→ **Short exercise**: Copy all lines below containing "Esquema".
★ ★ ★
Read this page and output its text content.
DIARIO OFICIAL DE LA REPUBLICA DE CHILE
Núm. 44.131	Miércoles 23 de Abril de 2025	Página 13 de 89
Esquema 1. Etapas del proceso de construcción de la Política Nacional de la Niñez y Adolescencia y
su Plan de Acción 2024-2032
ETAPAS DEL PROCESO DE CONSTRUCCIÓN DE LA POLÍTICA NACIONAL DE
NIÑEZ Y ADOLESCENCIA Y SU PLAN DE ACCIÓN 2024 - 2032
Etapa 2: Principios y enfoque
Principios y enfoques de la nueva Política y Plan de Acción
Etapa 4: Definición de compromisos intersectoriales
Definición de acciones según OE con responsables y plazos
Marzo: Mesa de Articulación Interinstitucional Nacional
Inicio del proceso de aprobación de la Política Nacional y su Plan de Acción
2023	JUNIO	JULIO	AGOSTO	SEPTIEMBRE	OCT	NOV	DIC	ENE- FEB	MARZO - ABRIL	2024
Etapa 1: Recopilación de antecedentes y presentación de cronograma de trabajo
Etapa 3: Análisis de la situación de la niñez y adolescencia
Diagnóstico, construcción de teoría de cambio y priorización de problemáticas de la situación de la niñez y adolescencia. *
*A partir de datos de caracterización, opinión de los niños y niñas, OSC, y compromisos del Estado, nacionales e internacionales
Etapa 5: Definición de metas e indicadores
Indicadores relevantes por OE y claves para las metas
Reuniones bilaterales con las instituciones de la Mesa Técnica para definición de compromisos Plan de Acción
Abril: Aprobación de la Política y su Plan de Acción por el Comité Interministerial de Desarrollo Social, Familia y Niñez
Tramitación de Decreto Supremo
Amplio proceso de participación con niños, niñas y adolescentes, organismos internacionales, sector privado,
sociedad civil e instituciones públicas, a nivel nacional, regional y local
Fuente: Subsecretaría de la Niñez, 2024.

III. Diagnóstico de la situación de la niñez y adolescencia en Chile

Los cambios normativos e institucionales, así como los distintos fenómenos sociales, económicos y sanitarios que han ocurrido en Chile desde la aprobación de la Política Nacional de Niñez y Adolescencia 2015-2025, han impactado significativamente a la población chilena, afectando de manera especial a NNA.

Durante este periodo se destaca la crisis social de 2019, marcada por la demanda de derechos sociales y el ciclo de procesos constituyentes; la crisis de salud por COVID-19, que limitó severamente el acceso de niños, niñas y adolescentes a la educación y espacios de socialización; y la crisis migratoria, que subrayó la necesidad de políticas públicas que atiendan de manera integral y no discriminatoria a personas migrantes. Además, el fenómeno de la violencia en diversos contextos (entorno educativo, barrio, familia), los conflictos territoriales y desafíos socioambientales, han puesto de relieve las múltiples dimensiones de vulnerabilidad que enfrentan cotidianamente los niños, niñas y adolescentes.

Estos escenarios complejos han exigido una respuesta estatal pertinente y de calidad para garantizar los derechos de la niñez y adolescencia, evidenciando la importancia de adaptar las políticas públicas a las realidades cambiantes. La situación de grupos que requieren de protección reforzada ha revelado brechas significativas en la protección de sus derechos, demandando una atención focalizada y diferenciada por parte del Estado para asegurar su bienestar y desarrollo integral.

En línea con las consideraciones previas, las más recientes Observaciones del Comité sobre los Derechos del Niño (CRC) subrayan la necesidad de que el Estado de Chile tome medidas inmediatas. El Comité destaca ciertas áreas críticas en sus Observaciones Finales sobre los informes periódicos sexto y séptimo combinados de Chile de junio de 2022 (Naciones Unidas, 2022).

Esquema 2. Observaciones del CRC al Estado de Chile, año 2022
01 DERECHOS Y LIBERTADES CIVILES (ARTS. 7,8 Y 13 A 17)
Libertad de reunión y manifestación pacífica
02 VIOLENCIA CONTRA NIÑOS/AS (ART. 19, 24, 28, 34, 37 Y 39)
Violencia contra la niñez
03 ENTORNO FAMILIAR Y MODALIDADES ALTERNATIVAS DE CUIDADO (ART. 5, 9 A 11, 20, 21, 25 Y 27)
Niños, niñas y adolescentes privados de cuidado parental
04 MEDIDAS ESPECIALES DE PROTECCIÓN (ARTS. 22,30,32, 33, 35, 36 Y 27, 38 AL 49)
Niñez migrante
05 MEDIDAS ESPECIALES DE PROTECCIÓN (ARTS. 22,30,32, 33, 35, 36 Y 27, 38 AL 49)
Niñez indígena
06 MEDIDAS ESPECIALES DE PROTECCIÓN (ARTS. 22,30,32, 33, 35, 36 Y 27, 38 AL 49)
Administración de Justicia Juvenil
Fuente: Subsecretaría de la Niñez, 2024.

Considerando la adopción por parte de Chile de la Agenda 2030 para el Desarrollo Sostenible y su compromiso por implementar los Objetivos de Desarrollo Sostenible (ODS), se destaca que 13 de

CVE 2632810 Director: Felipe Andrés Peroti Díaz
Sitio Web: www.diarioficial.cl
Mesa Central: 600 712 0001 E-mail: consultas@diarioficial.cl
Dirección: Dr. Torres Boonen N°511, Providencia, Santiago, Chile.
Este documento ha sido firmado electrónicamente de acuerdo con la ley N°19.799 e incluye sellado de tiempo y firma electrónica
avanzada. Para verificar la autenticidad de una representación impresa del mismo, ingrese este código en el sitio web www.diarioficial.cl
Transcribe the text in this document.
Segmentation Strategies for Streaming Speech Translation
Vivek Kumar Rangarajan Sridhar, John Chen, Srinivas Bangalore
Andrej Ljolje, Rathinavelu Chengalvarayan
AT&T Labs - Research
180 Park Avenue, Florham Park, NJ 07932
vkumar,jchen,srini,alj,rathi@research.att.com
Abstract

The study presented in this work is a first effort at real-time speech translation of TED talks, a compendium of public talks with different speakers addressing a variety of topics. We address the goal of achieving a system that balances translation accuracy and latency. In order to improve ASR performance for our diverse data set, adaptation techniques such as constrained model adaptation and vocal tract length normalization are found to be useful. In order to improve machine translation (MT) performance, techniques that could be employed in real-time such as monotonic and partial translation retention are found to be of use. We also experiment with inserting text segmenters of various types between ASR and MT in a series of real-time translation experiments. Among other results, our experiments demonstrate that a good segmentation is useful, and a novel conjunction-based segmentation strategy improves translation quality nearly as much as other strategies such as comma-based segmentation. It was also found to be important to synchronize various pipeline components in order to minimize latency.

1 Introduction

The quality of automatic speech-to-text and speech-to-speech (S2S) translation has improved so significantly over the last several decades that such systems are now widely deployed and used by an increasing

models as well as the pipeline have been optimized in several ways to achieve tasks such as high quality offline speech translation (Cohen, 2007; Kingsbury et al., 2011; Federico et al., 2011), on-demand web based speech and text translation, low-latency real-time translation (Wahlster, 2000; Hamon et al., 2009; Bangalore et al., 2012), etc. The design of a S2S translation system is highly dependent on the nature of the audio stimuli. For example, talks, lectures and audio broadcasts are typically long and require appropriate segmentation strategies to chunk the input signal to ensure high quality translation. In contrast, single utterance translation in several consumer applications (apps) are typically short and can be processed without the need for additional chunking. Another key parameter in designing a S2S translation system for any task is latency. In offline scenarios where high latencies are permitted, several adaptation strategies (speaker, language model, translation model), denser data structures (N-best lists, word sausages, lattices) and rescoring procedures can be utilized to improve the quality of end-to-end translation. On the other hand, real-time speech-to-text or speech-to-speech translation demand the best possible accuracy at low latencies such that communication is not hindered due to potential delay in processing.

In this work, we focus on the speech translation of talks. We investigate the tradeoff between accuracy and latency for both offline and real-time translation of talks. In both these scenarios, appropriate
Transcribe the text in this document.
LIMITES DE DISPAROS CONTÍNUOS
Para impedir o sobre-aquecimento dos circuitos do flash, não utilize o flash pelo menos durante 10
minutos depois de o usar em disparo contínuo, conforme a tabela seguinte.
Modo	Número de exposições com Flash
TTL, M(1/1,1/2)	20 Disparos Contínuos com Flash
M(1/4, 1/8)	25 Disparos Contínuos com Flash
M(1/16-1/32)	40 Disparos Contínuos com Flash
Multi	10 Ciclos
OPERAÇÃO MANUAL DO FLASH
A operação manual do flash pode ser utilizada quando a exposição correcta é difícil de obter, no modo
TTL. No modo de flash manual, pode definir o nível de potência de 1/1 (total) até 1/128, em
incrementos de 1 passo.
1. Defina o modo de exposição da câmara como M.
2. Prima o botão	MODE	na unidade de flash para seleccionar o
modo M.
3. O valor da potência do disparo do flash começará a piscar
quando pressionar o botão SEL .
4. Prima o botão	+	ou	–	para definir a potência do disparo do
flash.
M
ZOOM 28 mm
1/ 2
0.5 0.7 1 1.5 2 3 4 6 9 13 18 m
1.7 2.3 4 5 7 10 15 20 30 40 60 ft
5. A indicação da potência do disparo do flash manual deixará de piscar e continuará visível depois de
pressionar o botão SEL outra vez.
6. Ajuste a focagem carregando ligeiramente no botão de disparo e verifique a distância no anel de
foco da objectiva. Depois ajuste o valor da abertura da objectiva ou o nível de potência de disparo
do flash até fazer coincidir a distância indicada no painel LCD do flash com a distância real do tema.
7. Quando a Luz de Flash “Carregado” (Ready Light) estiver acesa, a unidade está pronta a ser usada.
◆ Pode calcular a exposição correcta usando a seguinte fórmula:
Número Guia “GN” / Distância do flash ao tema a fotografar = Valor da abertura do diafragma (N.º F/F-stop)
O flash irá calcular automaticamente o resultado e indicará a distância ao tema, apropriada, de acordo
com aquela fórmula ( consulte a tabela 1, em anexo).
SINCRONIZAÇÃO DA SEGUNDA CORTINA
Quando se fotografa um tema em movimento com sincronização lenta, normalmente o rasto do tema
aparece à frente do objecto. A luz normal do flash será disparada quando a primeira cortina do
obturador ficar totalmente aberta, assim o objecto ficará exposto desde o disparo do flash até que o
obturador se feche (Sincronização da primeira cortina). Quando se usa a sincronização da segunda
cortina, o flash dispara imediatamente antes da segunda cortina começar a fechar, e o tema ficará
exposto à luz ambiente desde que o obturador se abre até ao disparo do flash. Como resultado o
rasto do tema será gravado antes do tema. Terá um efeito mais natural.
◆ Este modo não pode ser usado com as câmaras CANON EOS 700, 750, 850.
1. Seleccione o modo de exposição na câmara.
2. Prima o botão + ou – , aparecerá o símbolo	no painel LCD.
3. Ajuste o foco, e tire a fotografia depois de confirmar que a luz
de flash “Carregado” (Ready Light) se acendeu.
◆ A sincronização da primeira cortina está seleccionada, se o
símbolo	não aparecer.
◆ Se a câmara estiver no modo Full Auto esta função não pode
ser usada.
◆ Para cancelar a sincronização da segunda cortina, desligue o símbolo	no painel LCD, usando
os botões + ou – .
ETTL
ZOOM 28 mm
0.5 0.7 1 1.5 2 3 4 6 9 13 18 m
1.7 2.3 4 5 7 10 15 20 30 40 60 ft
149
★ ★ ★
→ **Written response**:
Esquema 1. Etapas del proceso de construcción de la Política Nacional de la Niñez y Adolescencia y
Esquema 2. Observaciones del CRC al Estado de Chile, año 2022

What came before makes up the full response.